(Entries from a dataset)
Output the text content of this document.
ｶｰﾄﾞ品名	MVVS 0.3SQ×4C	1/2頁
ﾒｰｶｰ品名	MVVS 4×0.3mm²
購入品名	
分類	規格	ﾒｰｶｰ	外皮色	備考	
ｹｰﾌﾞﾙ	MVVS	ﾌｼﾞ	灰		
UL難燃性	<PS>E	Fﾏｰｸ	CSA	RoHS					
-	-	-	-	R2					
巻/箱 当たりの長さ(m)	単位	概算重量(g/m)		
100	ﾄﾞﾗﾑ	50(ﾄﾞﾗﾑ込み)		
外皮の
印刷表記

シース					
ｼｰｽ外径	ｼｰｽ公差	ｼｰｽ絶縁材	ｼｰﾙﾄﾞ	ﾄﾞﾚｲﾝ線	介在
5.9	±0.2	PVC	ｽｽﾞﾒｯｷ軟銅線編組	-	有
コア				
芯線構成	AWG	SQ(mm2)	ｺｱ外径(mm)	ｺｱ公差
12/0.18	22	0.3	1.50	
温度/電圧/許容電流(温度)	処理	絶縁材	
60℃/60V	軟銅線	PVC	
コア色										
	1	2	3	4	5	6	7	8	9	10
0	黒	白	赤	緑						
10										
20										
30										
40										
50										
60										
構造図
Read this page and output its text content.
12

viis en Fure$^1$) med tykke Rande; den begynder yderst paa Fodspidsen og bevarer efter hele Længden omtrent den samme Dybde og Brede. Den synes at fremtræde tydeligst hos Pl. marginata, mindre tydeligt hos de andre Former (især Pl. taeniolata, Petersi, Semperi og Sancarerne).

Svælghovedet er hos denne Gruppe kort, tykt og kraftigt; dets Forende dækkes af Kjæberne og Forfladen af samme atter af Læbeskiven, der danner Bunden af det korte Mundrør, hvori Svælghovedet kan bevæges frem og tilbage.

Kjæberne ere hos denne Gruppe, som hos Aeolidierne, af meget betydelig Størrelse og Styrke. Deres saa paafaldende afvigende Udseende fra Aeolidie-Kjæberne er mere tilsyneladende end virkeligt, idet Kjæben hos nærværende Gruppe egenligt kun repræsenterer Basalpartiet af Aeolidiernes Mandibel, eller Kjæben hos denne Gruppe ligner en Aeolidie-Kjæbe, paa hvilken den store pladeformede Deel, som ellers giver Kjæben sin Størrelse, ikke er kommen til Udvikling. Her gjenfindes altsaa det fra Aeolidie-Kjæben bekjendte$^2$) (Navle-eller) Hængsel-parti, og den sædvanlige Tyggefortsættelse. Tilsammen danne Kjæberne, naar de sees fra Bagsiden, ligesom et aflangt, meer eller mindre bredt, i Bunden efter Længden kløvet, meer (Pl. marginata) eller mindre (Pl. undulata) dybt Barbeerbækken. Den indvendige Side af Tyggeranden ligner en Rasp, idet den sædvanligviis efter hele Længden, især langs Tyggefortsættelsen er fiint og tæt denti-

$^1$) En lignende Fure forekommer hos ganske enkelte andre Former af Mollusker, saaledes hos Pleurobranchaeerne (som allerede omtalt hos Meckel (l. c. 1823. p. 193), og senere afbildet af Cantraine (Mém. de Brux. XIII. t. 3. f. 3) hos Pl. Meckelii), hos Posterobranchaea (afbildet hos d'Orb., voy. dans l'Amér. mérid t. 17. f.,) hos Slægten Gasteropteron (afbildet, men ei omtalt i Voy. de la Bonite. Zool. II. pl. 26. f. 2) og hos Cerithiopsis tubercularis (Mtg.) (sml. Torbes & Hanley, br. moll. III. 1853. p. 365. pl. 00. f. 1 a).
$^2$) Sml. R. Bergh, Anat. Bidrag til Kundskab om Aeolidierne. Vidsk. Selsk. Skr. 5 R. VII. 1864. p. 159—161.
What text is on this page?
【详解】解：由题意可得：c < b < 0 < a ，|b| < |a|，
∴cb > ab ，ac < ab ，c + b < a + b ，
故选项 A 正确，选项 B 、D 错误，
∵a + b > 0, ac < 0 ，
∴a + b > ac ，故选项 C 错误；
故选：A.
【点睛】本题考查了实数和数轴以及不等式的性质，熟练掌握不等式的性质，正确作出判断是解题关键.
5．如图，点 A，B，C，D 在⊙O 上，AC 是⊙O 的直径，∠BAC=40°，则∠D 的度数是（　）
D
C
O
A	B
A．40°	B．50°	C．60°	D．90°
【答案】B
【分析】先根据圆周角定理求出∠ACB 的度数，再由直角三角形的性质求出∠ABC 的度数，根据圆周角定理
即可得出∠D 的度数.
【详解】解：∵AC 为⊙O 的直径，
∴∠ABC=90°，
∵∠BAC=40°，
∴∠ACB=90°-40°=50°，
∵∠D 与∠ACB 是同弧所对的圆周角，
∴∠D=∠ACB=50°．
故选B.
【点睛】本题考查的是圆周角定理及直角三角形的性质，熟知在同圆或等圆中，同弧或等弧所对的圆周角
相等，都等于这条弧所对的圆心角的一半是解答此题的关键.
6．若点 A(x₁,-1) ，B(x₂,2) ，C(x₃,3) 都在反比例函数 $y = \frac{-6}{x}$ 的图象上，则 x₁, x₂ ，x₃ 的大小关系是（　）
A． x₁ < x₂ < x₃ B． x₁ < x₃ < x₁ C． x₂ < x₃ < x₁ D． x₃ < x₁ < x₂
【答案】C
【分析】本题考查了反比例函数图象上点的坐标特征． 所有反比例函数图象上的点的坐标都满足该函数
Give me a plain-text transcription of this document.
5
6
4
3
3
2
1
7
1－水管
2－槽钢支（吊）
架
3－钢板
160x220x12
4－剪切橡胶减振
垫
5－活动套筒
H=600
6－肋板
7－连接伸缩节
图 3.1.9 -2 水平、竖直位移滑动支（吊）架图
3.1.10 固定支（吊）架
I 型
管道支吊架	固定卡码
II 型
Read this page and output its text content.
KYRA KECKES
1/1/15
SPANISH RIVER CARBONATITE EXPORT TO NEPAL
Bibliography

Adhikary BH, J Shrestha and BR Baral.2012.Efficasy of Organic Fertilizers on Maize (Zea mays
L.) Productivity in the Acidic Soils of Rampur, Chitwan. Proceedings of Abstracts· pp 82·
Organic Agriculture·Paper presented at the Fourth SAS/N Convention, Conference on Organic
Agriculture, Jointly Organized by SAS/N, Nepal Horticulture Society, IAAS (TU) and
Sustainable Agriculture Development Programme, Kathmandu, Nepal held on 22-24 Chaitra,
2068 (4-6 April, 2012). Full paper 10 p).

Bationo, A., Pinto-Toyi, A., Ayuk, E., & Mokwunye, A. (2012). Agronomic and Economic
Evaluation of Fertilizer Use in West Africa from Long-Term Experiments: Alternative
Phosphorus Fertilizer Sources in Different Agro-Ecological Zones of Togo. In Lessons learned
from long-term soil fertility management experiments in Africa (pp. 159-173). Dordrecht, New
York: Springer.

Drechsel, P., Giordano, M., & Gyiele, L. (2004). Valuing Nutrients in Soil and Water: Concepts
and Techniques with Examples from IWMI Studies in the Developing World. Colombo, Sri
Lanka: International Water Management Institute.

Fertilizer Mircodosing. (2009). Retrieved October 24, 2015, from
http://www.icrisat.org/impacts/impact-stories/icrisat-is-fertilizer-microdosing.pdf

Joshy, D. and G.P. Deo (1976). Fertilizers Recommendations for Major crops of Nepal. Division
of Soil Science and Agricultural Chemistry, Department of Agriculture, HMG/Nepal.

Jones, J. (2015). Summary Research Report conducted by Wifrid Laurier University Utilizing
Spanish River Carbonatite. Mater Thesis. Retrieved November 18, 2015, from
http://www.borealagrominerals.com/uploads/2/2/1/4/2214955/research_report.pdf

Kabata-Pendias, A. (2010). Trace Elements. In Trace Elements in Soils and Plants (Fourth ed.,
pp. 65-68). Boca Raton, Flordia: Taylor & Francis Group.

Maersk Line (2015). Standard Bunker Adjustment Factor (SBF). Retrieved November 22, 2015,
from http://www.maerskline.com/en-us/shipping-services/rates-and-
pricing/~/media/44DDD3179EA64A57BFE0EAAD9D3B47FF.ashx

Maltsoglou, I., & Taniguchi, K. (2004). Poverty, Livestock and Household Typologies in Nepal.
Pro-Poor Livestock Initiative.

TASK DETAILS
Tally the lines in the listing that hold "Organic" and report the number alone.

SOLVED EXERCISE
2